───── PROVIDED RECORDS

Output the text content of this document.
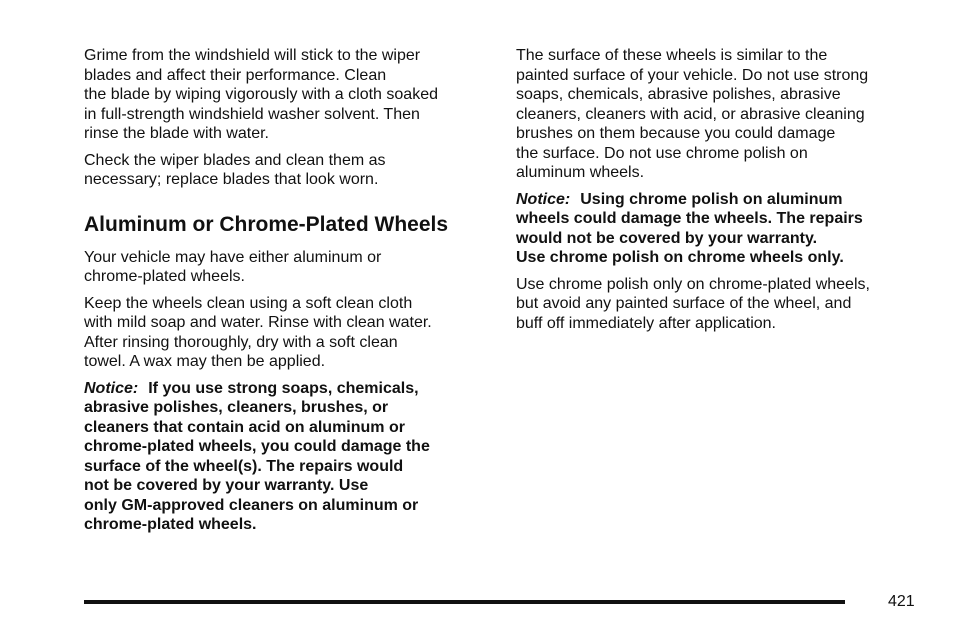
Grime from the windshield will stick to the wiper
blades and affect their performance. Clean
the blade by wiping vigorously with a cloth soaked
in full-strength windshield washer solvent. Then
rinse the blade with water.

Check the wiper blades and clean them as
necessary; replace blades that look worn.

Aluminum or Chrome-Plated Wheels

Your vehicle may have either aluminum or
chrome-plated wheels.

Keep the wheels clean using a soft clean cloth
with mild soap and water. Rinse with clean water.
After rinsing thoroughly, dry with a soft clean
towel. A wax may then be applied.

Notice: If you use strong soaps, chemicals,
abrasive polishes, cleaners, brushes, or
cleaners that contain acid on aluminum or
chrome-plated wheels, you could damage the
surface of the wheel(s). The repairs would
not be covered by your warranty. Use
only GM-approved cleaners on aluminum or
chrome-plated wheels.

The surface of these wheels is similar to the
painted surface of your vehicle. Do not use strong
soaps, chemicals, abrasive polishes, abrasive
cleaners, cleaners with acid, or abrasive cleaning
brushes on them because you could damage
the surface. Do not use chrome polish on
aluminum wheels.

Notice: Using chrome polish on aluminum
wheels could damage the wheels. The repairs
would not be covered by your warranty.
Use chrome polish on chrome wheels only.

Use chrome polish only on chrome-plated wheels,
but avoid any painted surface of the wheel, and
buff off immediately after application.

421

──────────

● WORK TO COMPLETE: Using the entries above, find all lines with "painted". Copy them.

● REPLY TO THE EXERCISE:
painted surface of your vehicle. Do not use strong
but avoid any painted surface of the wheel, and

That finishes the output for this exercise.